Directions for this task>
Write out exactly the lines running from the one with "Convert this screenshot" to the end of the data, including both of those lines and excluding pictures.

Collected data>

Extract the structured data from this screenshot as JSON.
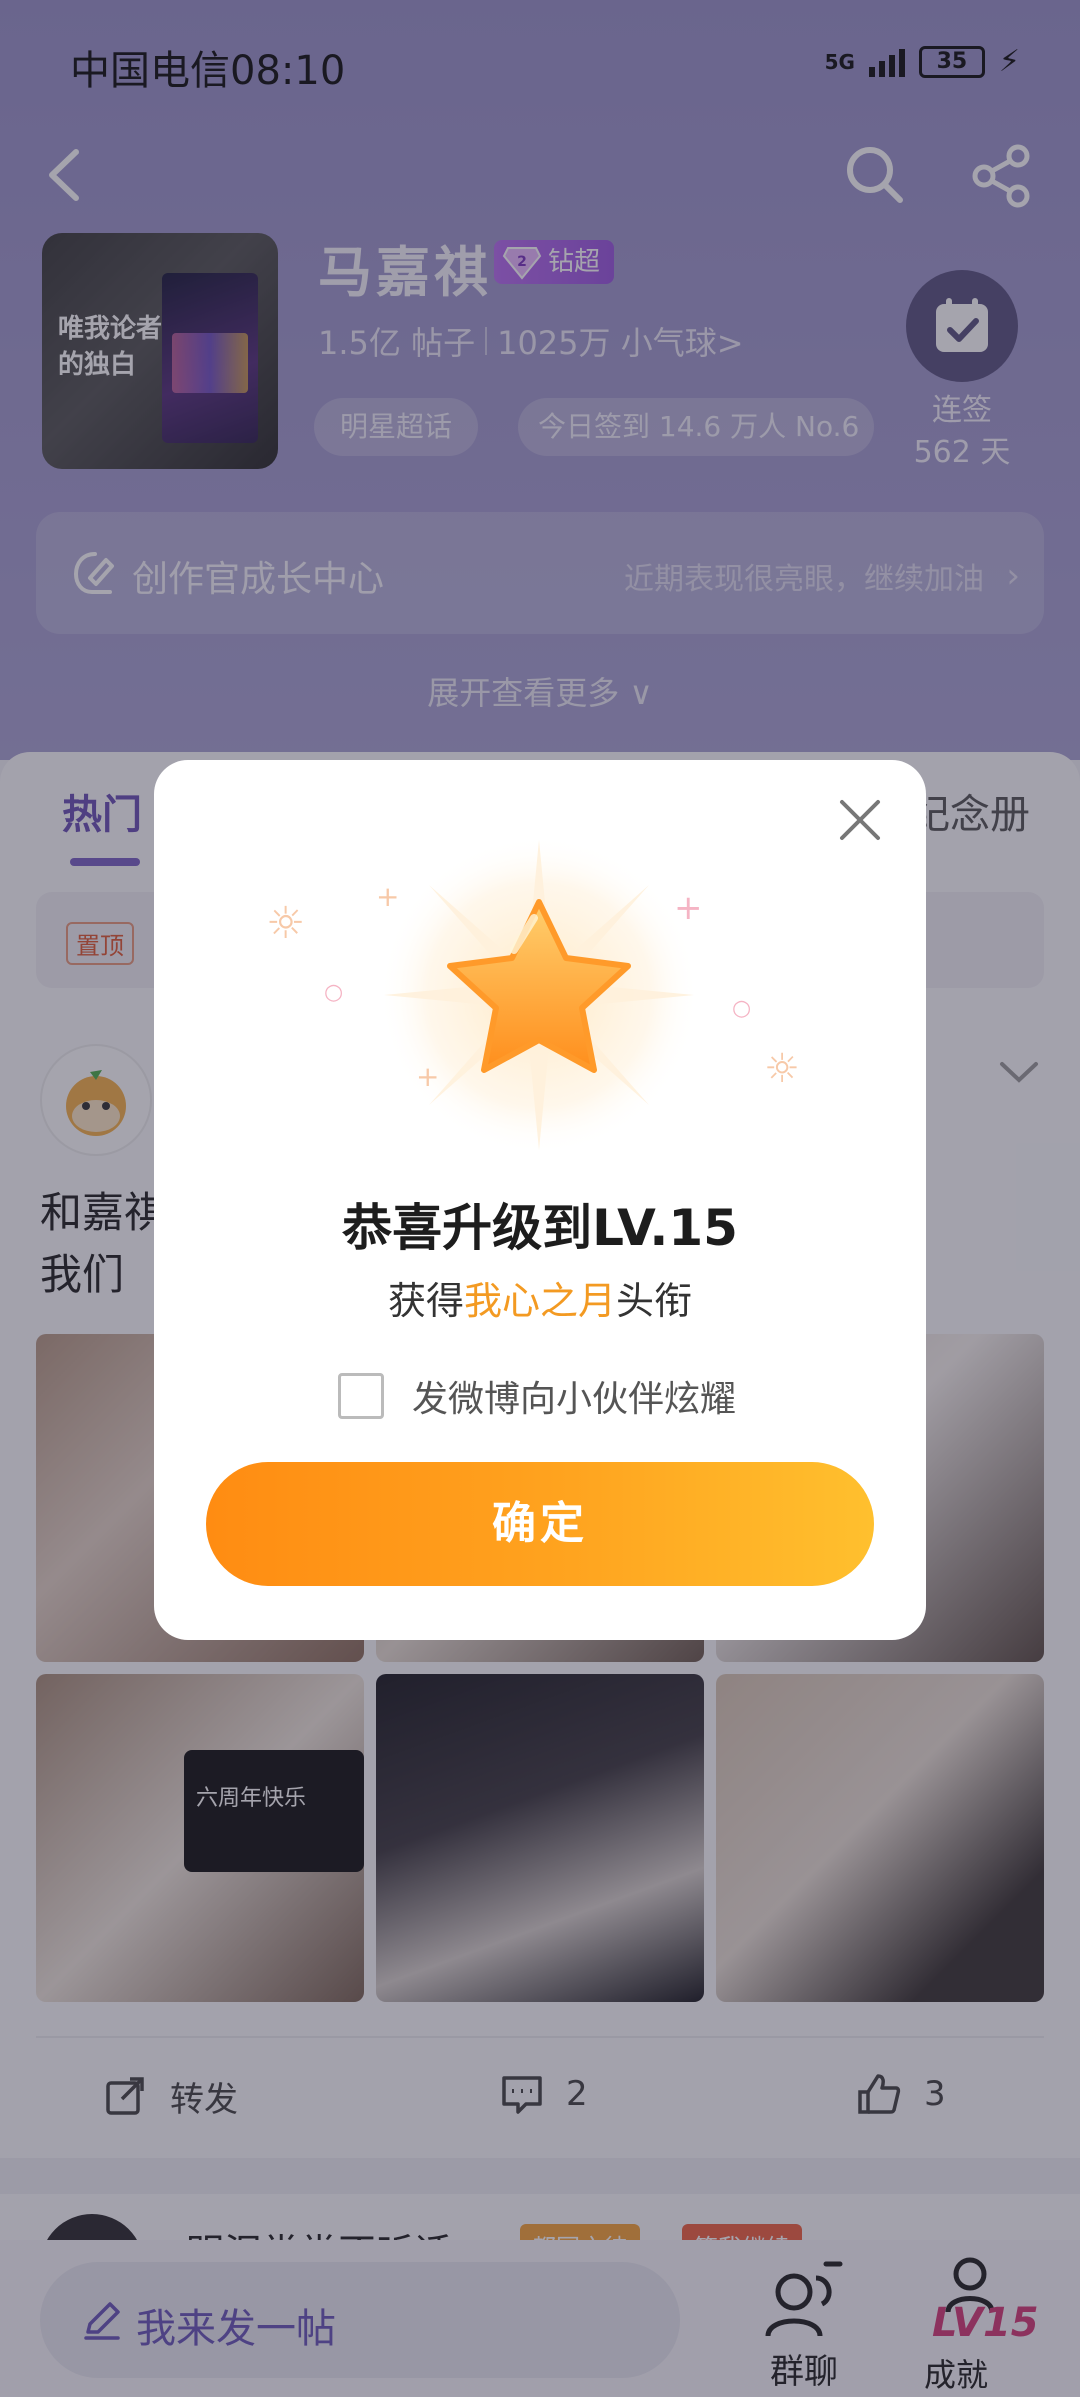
{
  "status_bar": {
    "carrier_time": "中国电信08:10",
    "network": "5G",
    "battery": "35"
  },
  "super_topic": {
    "name": "马嘉祺",
    "badge": "钻超",
    "badge_level": "2",
    "posts": "1.5亿 帖子",
    "followers": "1025万 小气球>",
    "chip_type": "明星超话",
    "chip_checkin": "今日签到 14.6 万人 No.6",
    "checkin_streak": "连签 562 天",
    "cover_text": "唯我论者的独白"
  },
  "creator": {
    "title": "创作官成长中心",
    "hint": "近期表现很亮眼，继续加油"
  },
  "expand_more": "展开查看更多 ∨",
  "tabs": {
    "hot": "热门",
    "album": "纪念册"
  },
  "pinned": {
    "tag": "置顶"
  },
  "post": {
    "text_line1": "和嘉祺",
    "text_line2": "我们",
    "tablet_caption": "六周年快乐",
    "repost": "转发",
    "comments": "2",
    "likes": "3"
  },
  "next_post": {
    "name": "明泪常常不听话",
    "tag1": "都园之徒",
    "tag2": "等我继续"
  },
  "bottom_bar": {
    "compose": "我来发一帖",
    "group_chat": "群聊",
    "level_badge": "LV15",
    "level_label": "成就"
  },
  "dialog": {
    "title": "恭喜升级到LV.15",
    "subtitle_prefix": "获得",
    "subtitle_highlight": "我心之月",
    "subtitle_suffix": "头衔",
    "share_label": "发微博向小伙伴炫耀",
    "confirm": "确定"
  },
  "colors": {
    "header_purple": "#9a93c9",
    "accent_purple": "#6b52b6",
    "confirm_orange": "#ff9a1a",
    "highlight_orange": "#f39a22",
    "star_orange": "#ffa32e"
  }
}
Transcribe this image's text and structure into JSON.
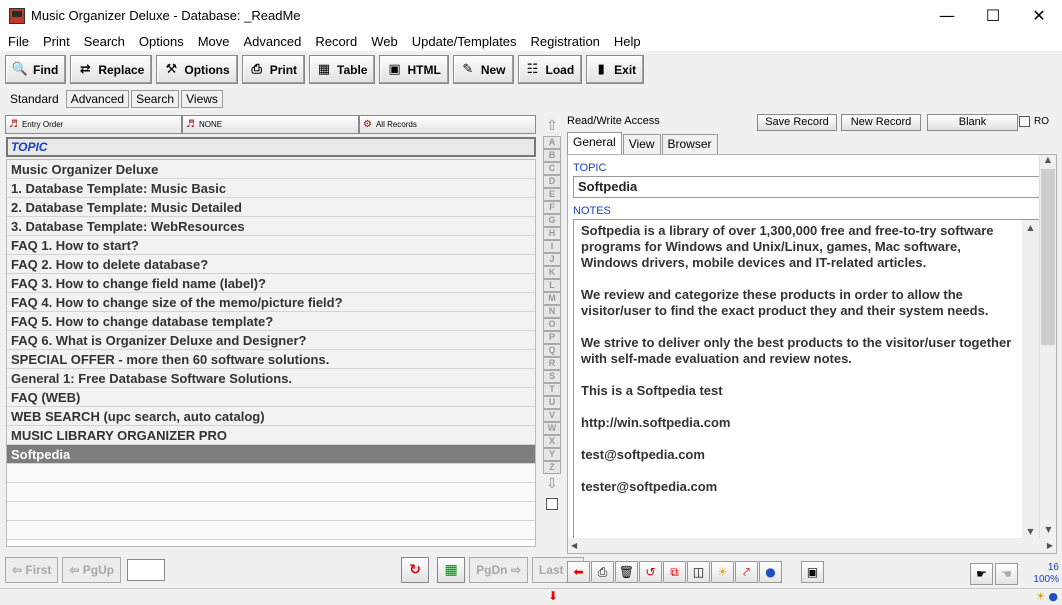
{
  "window": {
    "title": "Music Organizer Deluxe - Database: _ReadMe",
    "minimize": "—",
    "maximize": "☐",
    "close": "✕"
  },
  "menu": [
    "File",
    "Print",
    "Search",
    "Options",
    "Move",
    "Advanced",
    "Record",
    "Web",
    "Update/Templates",
    "Registration",
    "Help"
  ],
  "toolbar": [
    {
      "label": "Find",
      "icon": "find-icon",
      "glyph": "🔍"
    },
    {
      "label": "Replace",
      "icon": "replace-icon",
      "glyph": "⇄"
    },
    {
      "label": "Options",
      "icon": "options-icon",
      "glyph": "⚒"
    },
    {
      "label": "Print",
      "icon": "printer-icon",
      "glyph": "⎙"
    },
    {
      "label": "Table",
      "icon": "table-icon",
      "glyph": "▦"
    },
    {
      "label": "HTML",
      "icon": "html-icon",
      "glyph": "▣"
    },
    {
      "label": "New",
      "icon": "new-icon",
      "glyph": "✎"
    },
    {
      "label": "Load",
      "icon": "load-icon",
      "glyph": "☷"
    },
    {
      "label": "Exit",
      "icon": "exit-icon",
      "glyph": "▮"
    }
  ],
  "view_tabs": [
    "Standard",
    "Advanced",
    "Search",
    "Views"
  ],
  "sort_bar": {
    "order": "Entry Order",
    "filter": "NONE",
    "records": "All Records"
  },
  "list": {
    "header": "TOPIC",
    "records": [
      "Music Organizer Deluxe",
      "1. Database Template: Music Basic",
      "2. Database Template: Music Detailed",
      "3. Database Template: WebResources",
      "FAQ 1. How to start?",
      "FAQ 2. How to delete database?",
      "FAQ 3. How to change field name (label)?",
      "FAQ 4. How to change size of the memo/picture field?",
      "FAQ 5. How to change database template?",
      "FAQ 6. What is Organizer Deluxe and Designer?",
      "SPECIAL OFFER - more then 60 software solutions.",
      "General 1: Free Database Software Solutions.",
      "FAQ (WEB)",
      "WEB SEARCH (upc search, auto catalog)",
      "MUSIC LIBRARY ORGANIZER PRO",
      "Softpedia"
    ],
    "selected_index": 15
  },
  "alphabet": [
    "A",
    "B",
    "C",
    "D",
    "E",
    "F",
    "G",
    "H",
    "I",
    "J",
    "K",
    "L",
    "M",
    "N",
    "O",
    "P",
    "Q",
    "R",
    "S",
    "T",
    "U",
    "V",
    "W",
    "X",
    "Y",
    "Z"
  ],
  "nav": {
    "first": "First",
    "pgup": "PgUp",
    "pgdn": "PgDn",
    "last": "Last",
    "goto_value": ""
  },
  "record_panel": {
    "access": "Read/Write Access",
    "save_record": "Save Record",
    "new_record": "New Record",
    "blank": "Blank",
    "ro": "RO",
    "tabs": [
      "General",
      "View",
      "Browser"
    ],
    "topic_label": "TOPIC",
    "topic_value": "Softpedia",
    "notes_label": "NOTES",
    "notes": [
      "Softpedia is a library of over 1,300,000 free and free-to-try software programs for Windows and Unix/Linux, games, Mac software, Windows drivers, mobile devices and IT-related articles.",
      "We review and categorize these products in order to allow the visitor/user to find the exact product they and their system needs.",
      "We strive to deliver only the best products to the visitor/user together with self-made evaluation and review notes.",
      "This is a Softpedia test",
      "http://win.softpedia.com",
      "test@softpedia.com",
      "tester@softpedia.com"
    ]
  },
  "stats": {
    "count": "16",
    "zoom": "100%"
  },
  "colors": {
    "accent_blue": "#1a3fc4",
    "selected_row": "#7d7d7d",
    "red_arrow": "#e00000"
  }
}
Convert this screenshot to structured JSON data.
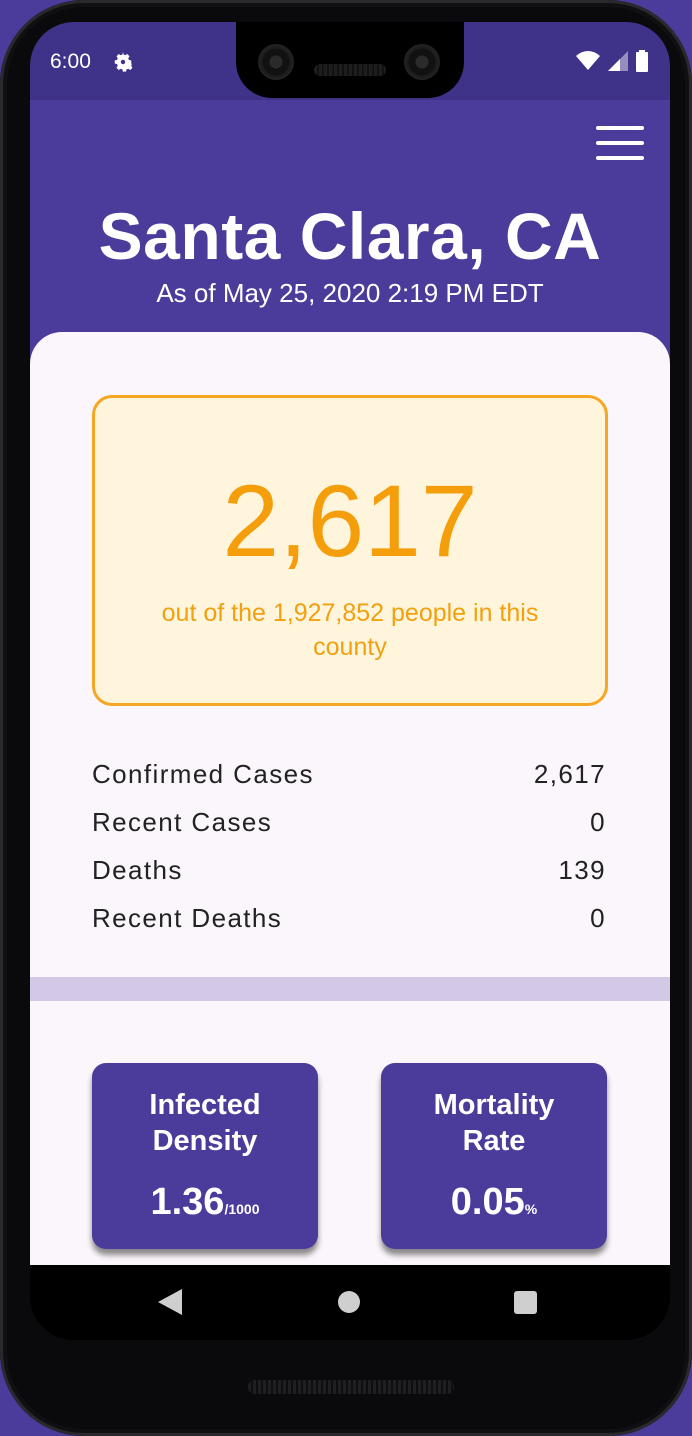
{
  "status_bar": {
    "time": "6:00",
    "icons": [
      "gear-icon",
      "wifi-icon",
      "signal-icon",
      "battery-icon"
    ]
  },
  "header": {
    "title": "Santa Clara, CA",
    "subtitle": "As of May 25, 2020 2:19 PM EDT",
    "menu_icon": "hamburger-menu-icon"
  },
  "highlight": {
    "number": "2,617",
    "caption": "out of the 1,927,852 people in this county"
  },
  "stats": [
    {
      "label": "Confirmed Cases",
      "value": "2,617"
    },
    {
      "label": "Recent Cases",
      "value": "0"
    },
    {
      "label": "Deaths",
      "value": "139"
    },
    {
      "label": "Recent Deaths",
      "value": "0"
    }
  ],
  "metrics": [
    {
      "title_line1": "Infected",
      "title_line2": "Density",
      "value": "1.36",
      "unit": "/1000"
    },
    {
      "title_line1": "Mortality",
      "title_line2": "Rate",
      "value": "0.05",
      "unit": "%"
    }
  ],
  "nav": {
    "icons": [
      "back-icon",
      "home-icon",
      "recent-apps-icon"
    ]
  },
  "colors": {
    "primary": "#4b3b9a",
    "accent": "#f59e0b",
    "highlight_bg": "#fef5dc",
    "divider": "#d3c9e6"
  }
}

Exercise response>
Convert this screenshot to structured JSON data.
{
  "status_bar": {
    "time": "6:00",
    "icons": [
      "gear-icon",
      "wifi-icon",
      "signal-icon",
      "battery-icon"
    ]
  },
  "header": {
    "title": "Santa Clara, CA",
    "subtitle": "As of May 25, 2020 2:19 PM EDT",
    "menu_icon": "hamburger-menu-icon"
  },
  "highlight": {
    "number": "2,617",
    "caption": "out of the 1,927,852 people in this county"
  },
  "stats": [
    {
      "label": "Confirmed Cases",
      "value": "2,617"
    },
    {
      "label": "Recent Cases",
      "value": "0"
    },
    {
      "label": "Deaths",
      "value": "139"
    },
    {
      "label": "Recent Deaths",
      "value": "0"
    }
  ],
  "metrics": [
    {
      "title_line1": "Infected",
      "title_line2": "Density",
      "value": "1.36",
      "unit": "/1000"
    },
    {
      "title_line1": "Mortality",
      "title_line2": "Rate",
      "value": "0.05",
      "unit": "%"
    }
  ],
  "nav": {
    "icons": [
      "back-icon",
      "home-icon",
      "recent-apps-icon"
    ]
  },
  "colors": {
    "primary": "#4b3b9a",
    "accent": "#f59e0b",
    "highlight_bg": "#fef5dc",
    "divider": "#d3c9e6"
  }
}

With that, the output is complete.